*YOUR TASK*:
Write out each line of the listing as it stands, without the images.

*SUPPLIED MATERIAL*:

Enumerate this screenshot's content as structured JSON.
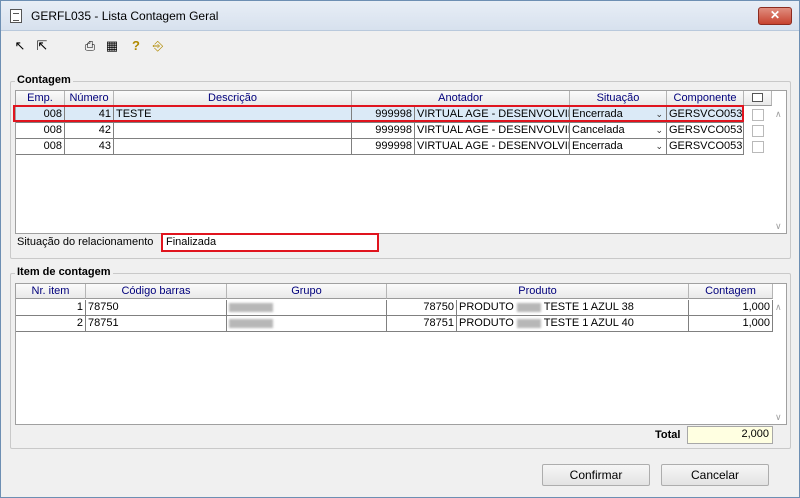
{
  "window": {
    "title": "GERFL035 - Lista Contagem Geral",
    "close_glyph": "✕"
  },
  "toolbar": {
    "items": [
      {
        "icon": "arrow-select-icon",
        "glyph": "↖"
      },
      {
        "icon": "double-arrow-icon",
        "glyph": "⇱"
      },
      {
        "icon": "printer-icon",
        "glyph": "⎙"
      },
      {
        "icon": "calendar-grid-icon",
        "glyph": "▦"
      },
      {
        "icon": "help-icon",
        "glyph": "?"
      },
      {
        "icon": "exit-door-icon",
        "glyph": "⎆"
      }
    ]
  },
  "contagem": {
    "label": "Contagem",
    "headers": [
      "Emp.",
      "Número",
      "Descrição",
      "Anotador",
      "Situação",
      "Componente"
    ],
    "rows": [
      {
        "emp": "008",
        "numero": "41",
        "descricao": "TESTE",
        "anot_cod": "999998",
        "anot_nome": "VIRTUAL AGE - DESENVOLVIM",
        "situacao": "Encerrada",
        "componente": "GERSVCO053"
      },
      {
        "emp": "008",
        "numero": "42",
        "descricao": "",
        "anot_cod": "999998",
        "anot_nome": "VIRTUAL AGE - DESENVOLVIM",
        "situacao": "Cancelada",
        "componente": "GERSVCO053"
      },
      {
        "emp": "008",
        "numero": "43",
        "descricao": "",
        "anot_cod": "999998",
        "anot_nome": "VIRTUAL AGE - DESENVOLVIM",
        "situacao": "Encerrada",
        "componente": "GERSVCO053"
      }
    ],
    "relacionamento_label": "Situação do relacionamento",
    "relacionamento_value": "Finalizada"
  },
  "itens": {
    "label": "Item de contagem",
    "headers": [
      "Nr. item",
      "Código barras",
      "Grupo",
      "Produto",
      "Contagem"
    ],
    "rows": [
      {
        "nr": "1",
        "codigo": "78750",
        "prod_cod": "78750",
        "prod_pre": "PRODUTO",
        "prod_pos": "TESTE 1 AZUL 38",
        "contagem": "1,000"
      },
      {
        "nr": "2",
        "codigo": "78751",
        "prod_cod": "78751",
        "prod_pre": "PRODUTO",
        "prod_pos": "TESTE 1 AZUL 40",
        "contagem": "1,000"
      }
    ],
    "total_label": "Total",
    "total_value": "2,000"
  },
  "buttons": {
    "confirmar": "Confirmar",
    "cancelar": "Cancelar"
  },
  "colors": {
    "highlight_red": "#e0141e",
    "header_text": "#00007c",
    "selected_row": "#dbeaf7",
    "total_bg": "#ffffe1"
  }
}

*COMPLETED EXERCISE*:
Enumerate this screenshot's content as structured JSON.
{
  "window": {
    "title": "GERFL035 - Lista Contagem Geral",
    "close_glyph": "✕"
  },
  "toolbar": {
    "items": [
      {
        "icon": "arrow-select-icon",
        "glyph": "↖"
      },
      {
        "icon": "double-arrow-icon",
        "glyph": "⇱"
      },
      {
        "icon": "printer-icon",
        "glyph": "⎙"
      },
      {
        "icon": "calendar-grid-icon",
        "glyph": "▦"
      },
      {
        "icon": "help-icon",
        "glyph": "?"
      },
      {
        "icon": "exit-door-icon",
        "glyph": "⎆"
      }
    ]
  },
  "contagem": {
    "label": "Contagem",
    "headers": [
      "Emp.",
      "Número",
      "Descrição",
      "Anotador",
      "Situação",
      "Componente"
    ],
    "rows": [
      {
        "emp": "008",
        "numero": "41",
        "descricao": "TESTE",
        "anot_cod": "999998",
        "anot_nome": "VIRTUAL AGE - DESENVOLVIM",
        "situacao": "Encerrada",
        "componente": "GERSVCO053"
      },
      {
        "emp": "008",
        "numero": "42",
        "descricao": "",
        "anot_cod": "999998",
        "anot_nome": "VIRTUAL AGE - DESENVOLVIM",
        "situacao": "Cancelada",
        "componente": "GERSVCO053"
      },
      {
        "emp": "008",
        "numero": "43",
        "descricao": "",
        "anot_cod": "999998",
        "anot_nome": "VIRTUAL AGE - DESENVOLVIM",
        "situacao": "Encerrada",
        "componente": "GERSVCO053"
      }
    ],
    "relacionamento_label": "Situação do relacionamento",
    "relacionamento_value": "Finalizada"
  },
  "itens": {
    "label": "Item de contagem",
    "headers": [
      "Nr. item",
      "Código barras",
      "Grupo",
      "Produto",
      "Contagem"
    ],
    "rows": [
      {
        "nr": "1",
        "codigo": "78750",
        "prod_cod": "78750",
        "prod_pre": "PRODUTO",
        "prod_pos": "TESTE 1 AZUL 38",
        "contagem": "1,000"
      },
      {
        "nr": "2",
        "codigo": "78751",
        "prod_cod": "78751",
        "prod_pre": "PRODUTO",
        "prod_pos": "TESTE 1 AZUL 40",
        "contagem": "1,000"
      }
    ],
    "total_label": "Total",
    "total_value": "2,000"
  },
  "buttons": {
    "confirmar": "Confirmar",
    "cancelar": "Cancelar"
  },
  "colors": {
    "highlight_red": "#e0141e",
    "header_text": "#00007c",
    "selected_row": "#dbeaf7",
    "total_bg": "#ffffe1"
  }
}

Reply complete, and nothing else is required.